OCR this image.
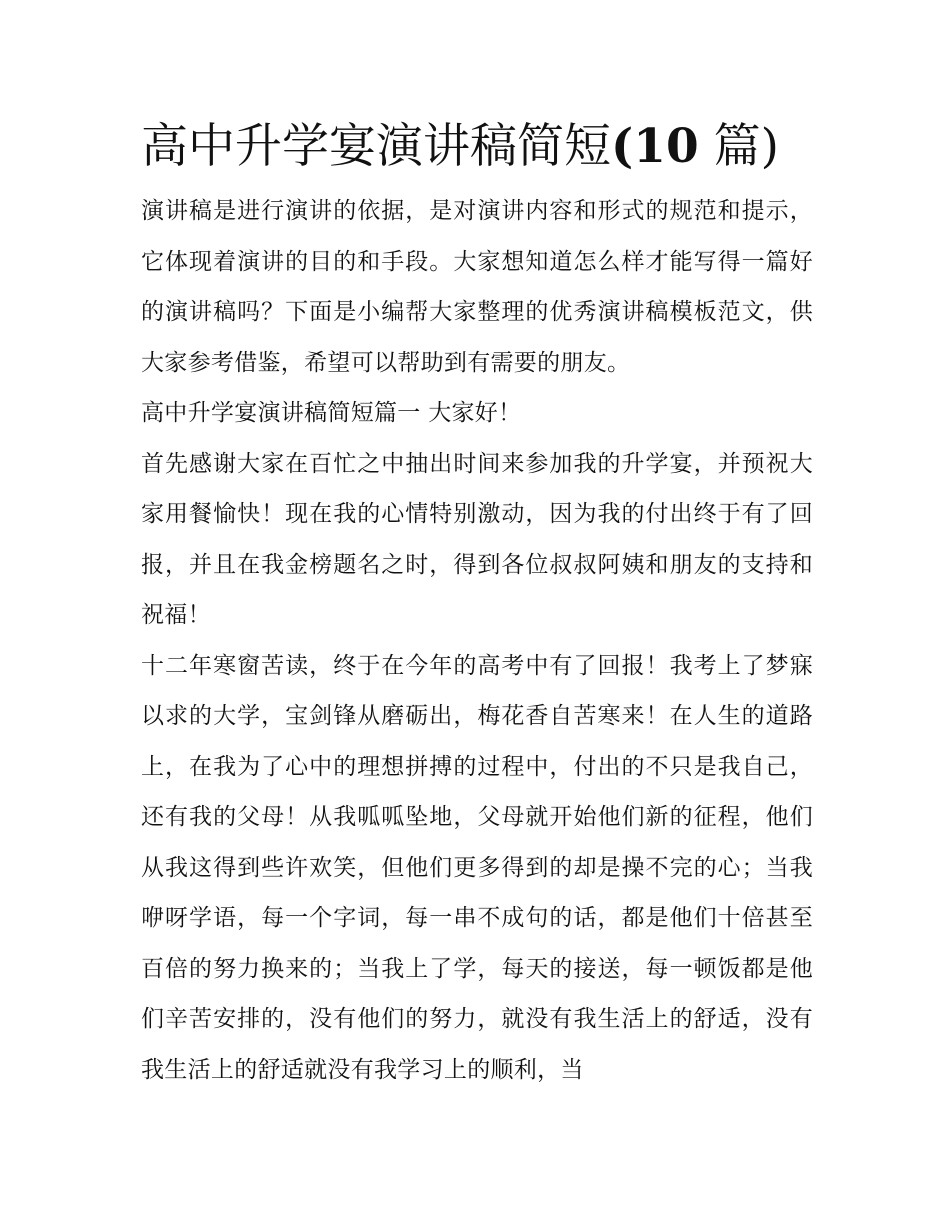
高中升学宴演讲稿简短(10 篇)

演讲稿是进行演讲的依据，是对演讲内容和形式的规范和提示，它体现着演讲的目的和手段。大家想知道怎么样才能写得一篇好的演讲稿吗？下面是小编帮大家整理的优秀演讲稿模板范文，供大家参考借鉴，希望可以帮助到有需要的朋友。

高中升学宴演讲稿简短篇一 大家好！

首先感谢大家在百忙之中抽出时间来参加我的升学宴，并预祝大家用餐愉快！现在我的心情特别激动，因为我的付出终于有了回报，并且在我金榜题名之时，得到各位叔叔阿姨和朋友的支持和祝福！

十二年寒窗苦读，终于在今年的高考中有了回报！我考上了梦寐以求的大学，宝剑锋从磨砺出，梅花香自苦寒来！在人生的道路上，在我为了心中的理想拼搏的过程中，付出的不只是我自己，还有我的父母！从我呱呱坠地，父母就开始他们新的征程，他们从我这得到些许欢笑，但他们更多得到的却是操不完的心；当我咿呀学语，每一个字词，每一串不成句的话，都是他们十倍甚至百倍的努力换来的；当我上了学，每天的接送，每一顿饭都是他们辛苦安排的，没有他们的努力，就没有我生活上的舒适，没有我生活上的舒适就没有我学习上的顺利，当
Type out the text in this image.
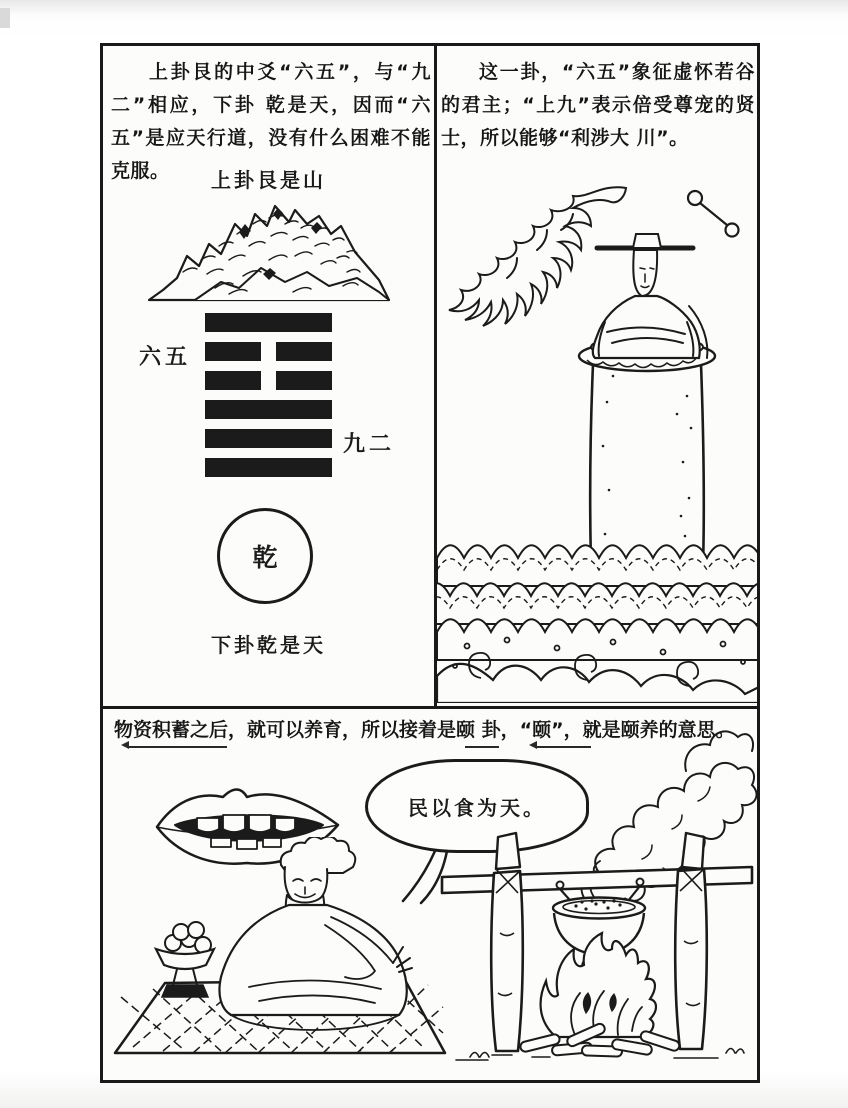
上卦艮的中爻“六五”，与“九二”相应，下卦 乾是天，因而“六五”是应天行道，没有什么困难不能克服。	上卦艮是山
六五
九二
乾
下卦乾是天

这一卦，“六五”象征虚怀若谷的君主；“上九”表示倍受尊宠的贤士，所以能够“利涉大 川”。

物资积蓄之后，就可以养育，所以接着是颐 卦，“颐”，就是颐养的意思。

民以食为天。
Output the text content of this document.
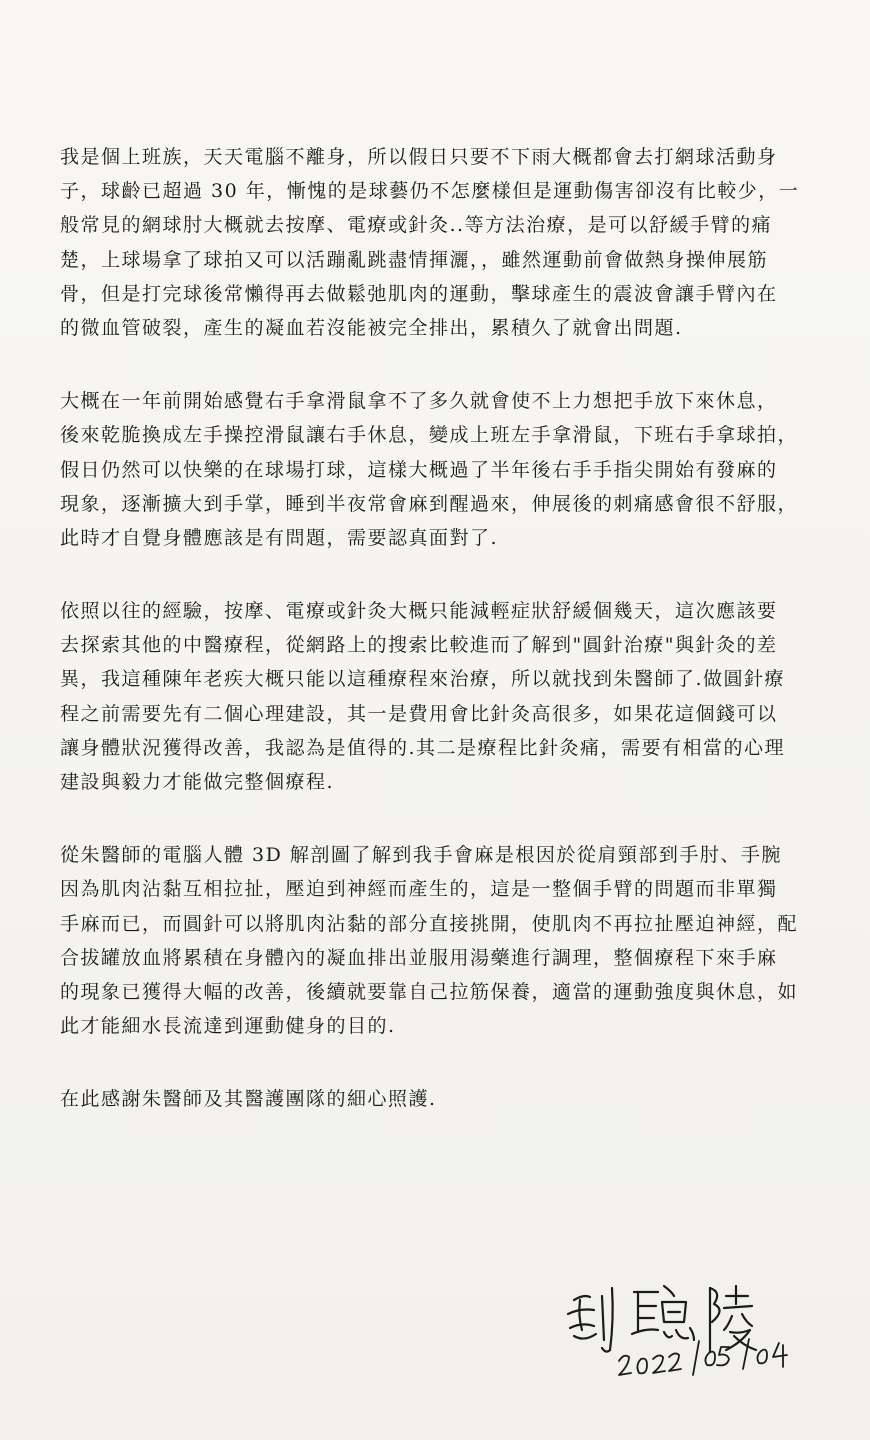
我是個上班族，天天電腦不離身，所以假日只要不下雨大概都會去打網球活動身
子，球齡已超過 30 年，慚愧的是球藝仍不怎麼樣但是運動傷害卻沒有比較少，一
般常見的網球肘大概就去按摩、電療或針灸..等方法治療，是可以舒緩手臂的痛
楚，上球場拿了球拍又可以活蹦亂跳盡情揮灑，，雖然運動前會做熱身操伸展筋
骨，但是打完球後常懶得再去做鬆弛肌肉的運動，擊球產生的震波會讓手臂內在
的微血管破裂，產生的凝血若沒能被完全排出，累積久了就會出問題.
大概在一年前開始感覺右手拿滑鼠拿不了多久就會使不上力想把手放下來休息，
後來乾脆換成左手操控滑鼠讓右手休息，變成上班左手拿滑鼠，下班右手拿球拍，
假日仍然可以快樂的在球場打球，這樣大概過了半年後右手手指尖開始有發麻的
現象，逐漸擴大到手掌，睡到半夜常會麻到醒過來，伸展後的刺痛感會很不舒服，
此時才自覺身體應該是有問題，需要認真面對了.
依照以往的經驗，按摩、電療或針灸大概只能減輕症狀舒緩個幾天，這次應該要
去探索其他的中醫療程，從網路上的搜索比較進而了解到"圓針治療"與針灸的差
異，我這種陳年老疾大概只能以這種療程來治療，所以就找到朱醫師了.做圓針療
程之前需要先有二個心理建設，其一是費用會比針灸高很多，如果花這個錢可以
讓身體狀況獲得改善，我認為是值得的.其二是療程比針灸痛，需要有相當的心理
建設與毅力才能做完整個療程.
從朱醫師的電腦人體 3D 解剖圖了解到我手會麻是根因於從肩頸部到手肘、手腕
因為肌肉沾黏互相拉扯，壓迫到神經而產生的，這是一整個手臂的問題而非單獨
手麻而已，而圓針可以將肌肉沾黏的部分直接挑開，使肌肉不再拉扯壓迫神經，配
合拔罐放血將累積在身體內的凝血排出並服用湯藥進行調理，整個療程下來手麻
的現象已獲得大幅的改善，後續就要靠自己拉筋保養，適當的運動強度與休息，如
此才能細水長流達到運動健身的目的.
在此感謝朱醫師及其醫護團隊的細心照護.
****************
WORK TO BE COMPLETED
Retype the records exactly. Any image in them should not appear in what you write.

ANSWER TO THE PROBLEM
OCR this image.
高中升学宴演讲稿简短(10 篇)

演讲稿是进行演讲的依据，是对演讲内容和形式的规范和提示，它体现着演讲的目的和手段。大家想知道怎么样才能写得一篇好的演讲稿吗？下面是小编帮大家整理的优秀演讲稿模板范文，供大家参考借鉴，希望可以帮助到有需要的朋友。

高中升学宴演讲稿简短篇一 大家好！

首先感谢大家在百忙之中抽出时间来参加我的升学宴，并预祝大家用餐愉快！现在我的心情特别激动，因为我的付出终于有了回报，并且在我金榜题名之时，得到各位叔叔阿姨和朋友的支持和祝福！

十二年寒窗苦读，终于在今年的高考中有了回报！我考上了梦寐以求的大学，宝剑锋从磨砺出，梅花香自苦寒来！在人生的道路上，在我为了心中的理想拼搏的过程中，付出的不只是我自己，还有我的父母！从我呱呱坠地，父母就开始他们新的征程，他们从我这得到些许欢笑，但他们更多得到的却是操不完的心；当我咿呀学语，每一个字词，每一串不成句的话，都是他们十倍甚至百倍的努力换来的；当我上了学，每天的接送，每一顿饭都是他们辛苦安排的，没有他们的努力，就没有我生活上的舒适，没有我生活上的舒适就没有我学习上的顺利，当
Type out the text in this image.
上卦艮的中爻“六五”，与“九二”相应，下卦 乾是天，因而“六五”是应天行道，没有什么困难不能克服。	上卦艮是山
六五
九二
乾
下卦乾是天

这一卦，“六五”象征虚怀若谷的君主；“上九”表示倍受尊宠的贤士，所以能够“利涉大 川”。

物资积蓄之后，就可以养育，所以接着是颐 卦，“颐”，就是颐养的意思。

民以食为天。
Output the text content of this document.
我是個上班族，天天電腦不離身，所以假日只要不下雨大概都會去打網球活動身
子，球齡已超過 30 年，慚愧的是球藝仍不怎麼樣但是運動傷害卻沒有比較少，一
般常見的網球肘大概就去按摩、電療或針灸..等方法治療，是可以舒緩手臂的痛
楚，上球場拿了球拍又可以活蹦亂跳盡情揮灑，，雖然運動前會做熱身操伸展筋
骨，但是打完球後常懶得再去做鬆弛肌肉的運動，擊球產生的震波會讓手臂內在
的微血管破裂，產生的凝血若沒能被完全排出，累積久了就會出問題.
大概在一年前開始感覺右手拿滑鼠拿不了多久就會使不上力想把手放下來休息，
後來乾脆換成左手操控滑鼠讓右手休息，變成上班左手拿滑鼠，下班右手拿球拍，
假日仍然可以快樂的在球場打球，這樣大概過了半年後右手手指尖開始有發麻的
現象，逐漸擴大到手掌，睡到半夜常會麻到醒過來，伸展後的刺痛感會很不舒服，
此時才自覺身體應該是有問題，需要認真面對了.
依照以往的經驗，按摩、電療或針灸大概只能減輕症狀舒緩個幾天，這次應該要
去探索其他的中醫療程，從網路上的搜索比較進而了解到"圓針治療"與針灸的差
異，我這種陳年老疾大概只能以這種療程來治療，所以就找到朱醫師了.做圓針療
程之前需要先有二個心理建設，其一是費用會比針灸高很多，如果花這個錢可以
讓身體狀況獲得改善，我認為是值得的.其二是療程比針灸痛，需要有相當的心理
建設與毅力才能做完整個療程.
從朱醫師的電腦人體 3D 解剖圖了解到我手會麻是根因於從肩頸部到手肘、手腕
因為肌肉沾黏互相拉扯，壓迫到神經而產生的，這是一整個手臂的問題而非單獨
手麻而已，而圓針可以將肌肉沾黏的部分直接挑開，使肌肉不再拉扯壓迫神經，配
合拔罐放血將累積在身體內的凝血排出並服用湯藥進行調理，整個療程下來手麻
的現象已獲得大幅的改善，後續就要靠自己拉筋保養，適當的運動強度與休息，如
此才能細水長流達到運動健身的目的.
在此感謝朱醫師及其醫護團隊的細心照護.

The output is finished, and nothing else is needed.